Exercise task: Your task is to count the lines of the entries below that include the word "Contract" and to give only the resulting number.

Record set:

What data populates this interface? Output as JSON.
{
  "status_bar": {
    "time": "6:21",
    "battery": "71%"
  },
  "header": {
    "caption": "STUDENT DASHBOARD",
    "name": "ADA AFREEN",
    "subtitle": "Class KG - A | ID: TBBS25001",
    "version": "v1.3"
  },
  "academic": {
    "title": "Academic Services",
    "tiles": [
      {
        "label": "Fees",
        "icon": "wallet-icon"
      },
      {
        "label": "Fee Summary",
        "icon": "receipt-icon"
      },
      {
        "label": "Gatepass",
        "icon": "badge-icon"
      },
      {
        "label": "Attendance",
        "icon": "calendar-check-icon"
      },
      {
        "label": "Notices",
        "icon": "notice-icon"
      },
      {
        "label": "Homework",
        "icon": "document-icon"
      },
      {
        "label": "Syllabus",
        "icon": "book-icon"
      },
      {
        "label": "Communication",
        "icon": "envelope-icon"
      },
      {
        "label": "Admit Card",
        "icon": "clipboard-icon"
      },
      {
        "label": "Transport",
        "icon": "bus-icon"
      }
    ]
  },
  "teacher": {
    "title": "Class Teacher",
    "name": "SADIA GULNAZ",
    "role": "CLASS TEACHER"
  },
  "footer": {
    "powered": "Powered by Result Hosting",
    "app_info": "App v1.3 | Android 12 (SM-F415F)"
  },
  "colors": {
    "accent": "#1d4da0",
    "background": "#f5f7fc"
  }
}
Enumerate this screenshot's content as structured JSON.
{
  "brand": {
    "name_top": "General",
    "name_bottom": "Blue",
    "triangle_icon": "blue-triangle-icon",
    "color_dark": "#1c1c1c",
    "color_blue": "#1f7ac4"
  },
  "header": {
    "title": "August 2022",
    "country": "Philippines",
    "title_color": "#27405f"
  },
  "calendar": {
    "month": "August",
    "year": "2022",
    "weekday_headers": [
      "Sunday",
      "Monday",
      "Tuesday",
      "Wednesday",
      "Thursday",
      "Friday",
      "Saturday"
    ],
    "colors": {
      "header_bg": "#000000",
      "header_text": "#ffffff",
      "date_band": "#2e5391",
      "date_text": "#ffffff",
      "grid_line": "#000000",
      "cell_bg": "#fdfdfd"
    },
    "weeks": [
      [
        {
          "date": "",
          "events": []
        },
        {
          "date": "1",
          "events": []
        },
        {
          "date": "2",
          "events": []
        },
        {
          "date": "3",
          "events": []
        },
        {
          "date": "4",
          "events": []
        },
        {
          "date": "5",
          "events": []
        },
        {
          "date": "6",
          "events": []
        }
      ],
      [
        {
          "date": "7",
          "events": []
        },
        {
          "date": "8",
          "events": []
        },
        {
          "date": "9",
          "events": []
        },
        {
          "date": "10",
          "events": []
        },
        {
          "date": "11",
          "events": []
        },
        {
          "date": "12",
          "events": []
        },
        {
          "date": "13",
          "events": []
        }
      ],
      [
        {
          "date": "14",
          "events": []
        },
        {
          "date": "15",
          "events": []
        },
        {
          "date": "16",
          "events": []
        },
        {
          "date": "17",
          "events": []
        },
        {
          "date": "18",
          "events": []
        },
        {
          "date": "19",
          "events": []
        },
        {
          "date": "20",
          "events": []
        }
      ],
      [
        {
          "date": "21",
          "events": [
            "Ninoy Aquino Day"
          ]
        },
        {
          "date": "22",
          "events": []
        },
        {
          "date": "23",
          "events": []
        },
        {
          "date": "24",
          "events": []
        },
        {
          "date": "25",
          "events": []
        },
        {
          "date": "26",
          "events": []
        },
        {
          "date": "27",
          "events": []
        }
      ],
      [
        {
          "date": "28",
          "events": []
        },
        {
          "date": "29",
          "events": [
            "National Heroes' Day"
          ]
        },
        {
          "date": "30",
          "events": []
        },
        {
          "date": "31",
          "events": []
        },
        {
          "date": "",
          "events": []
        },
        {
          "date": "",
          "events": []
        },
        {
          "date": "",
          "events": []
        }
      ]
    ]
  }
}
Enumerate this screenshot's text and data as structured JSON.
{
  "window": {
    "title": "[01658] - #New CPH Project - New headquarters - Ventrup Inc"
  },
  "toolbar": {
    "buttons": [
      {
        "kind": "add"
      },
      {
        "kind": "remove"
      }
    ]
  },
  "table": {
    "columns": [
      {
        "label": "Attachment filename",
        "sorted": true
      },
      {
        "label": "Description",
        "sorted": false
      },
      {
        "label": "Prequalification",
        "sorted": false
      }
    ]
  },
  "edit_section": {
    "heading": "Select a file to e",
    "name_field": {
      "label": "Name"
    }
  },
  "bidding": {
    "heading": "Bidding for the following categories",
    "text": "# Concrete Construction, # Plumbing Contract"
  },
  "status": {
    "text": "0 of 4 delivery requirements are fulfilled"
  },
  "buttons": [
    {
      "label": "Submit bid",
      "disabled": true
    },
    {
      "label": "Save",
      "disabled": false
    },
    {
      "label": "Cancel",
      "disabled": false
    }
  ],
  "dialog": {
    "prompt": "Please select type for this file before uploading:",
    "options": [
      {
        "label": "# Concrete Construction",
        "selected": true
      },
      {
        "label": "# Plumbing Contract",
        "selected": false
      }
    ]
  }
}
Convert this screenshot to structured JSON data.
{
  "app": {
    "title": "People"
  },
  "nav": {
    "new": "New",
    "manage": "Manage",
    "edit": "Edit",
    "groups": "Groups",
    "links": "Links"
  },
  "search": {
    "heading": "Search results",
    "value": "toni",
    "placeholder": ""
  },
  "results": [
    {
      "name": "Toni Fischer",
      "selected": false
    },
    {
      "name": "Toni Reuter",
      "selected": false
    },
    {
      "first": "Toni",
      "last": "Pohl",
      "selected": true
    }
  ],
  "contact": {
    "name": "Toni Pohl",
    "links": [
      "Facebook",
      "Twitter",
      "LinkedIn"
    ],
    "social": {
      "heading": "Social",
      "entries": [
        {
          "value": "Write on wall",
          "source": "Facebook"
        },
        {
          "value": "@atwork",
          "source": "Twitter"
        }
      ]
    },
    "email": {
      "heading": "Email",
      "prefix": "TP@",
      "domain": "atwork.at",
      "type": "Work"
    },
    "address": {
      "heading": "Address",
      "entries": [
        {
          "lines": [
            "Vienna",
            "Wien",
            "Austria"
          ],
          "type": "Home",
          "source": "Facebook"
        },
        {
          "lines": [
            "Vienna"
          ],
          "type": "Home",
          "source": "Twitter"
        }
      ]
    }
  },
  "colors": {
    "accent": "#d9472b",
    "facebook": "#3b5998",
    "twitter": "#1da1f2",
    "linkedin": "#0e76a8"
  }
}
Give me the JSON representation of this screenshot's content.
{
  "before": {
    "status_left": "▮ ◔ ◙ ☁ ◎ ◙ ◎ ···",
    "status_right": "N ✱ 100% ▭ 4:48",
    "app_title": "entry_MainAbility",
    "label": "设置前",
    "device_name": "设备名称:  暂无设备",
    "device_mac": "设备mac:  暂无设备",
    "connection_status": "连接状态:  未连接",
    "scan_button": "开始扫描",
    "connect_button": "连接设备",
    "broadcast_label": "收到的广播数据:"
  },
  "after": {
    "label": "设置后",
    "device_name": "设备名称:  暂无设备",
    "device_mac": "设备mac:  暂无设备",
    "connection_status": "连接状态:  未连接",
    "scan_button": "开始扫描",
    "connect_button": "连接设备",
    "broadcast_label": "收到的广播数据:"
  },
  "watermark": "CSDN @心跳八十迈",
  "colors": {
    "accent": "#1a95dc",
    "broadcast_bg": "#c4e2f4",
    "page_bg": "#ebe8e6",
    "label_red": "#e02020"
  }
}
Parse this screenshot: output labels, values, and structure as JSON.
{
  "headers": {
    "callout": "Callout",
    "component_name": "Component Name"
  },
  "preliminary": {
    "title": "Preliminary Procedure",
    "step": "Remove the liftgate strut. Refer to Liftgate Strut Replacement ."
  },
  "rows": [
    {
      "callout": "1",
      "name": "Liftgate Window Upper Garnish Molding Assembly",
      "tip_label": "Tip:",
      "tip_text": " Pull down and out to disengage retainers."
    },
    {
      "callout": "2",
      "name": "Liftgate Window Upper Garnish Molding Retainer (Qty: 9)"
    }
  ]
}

Output of the exercise: 2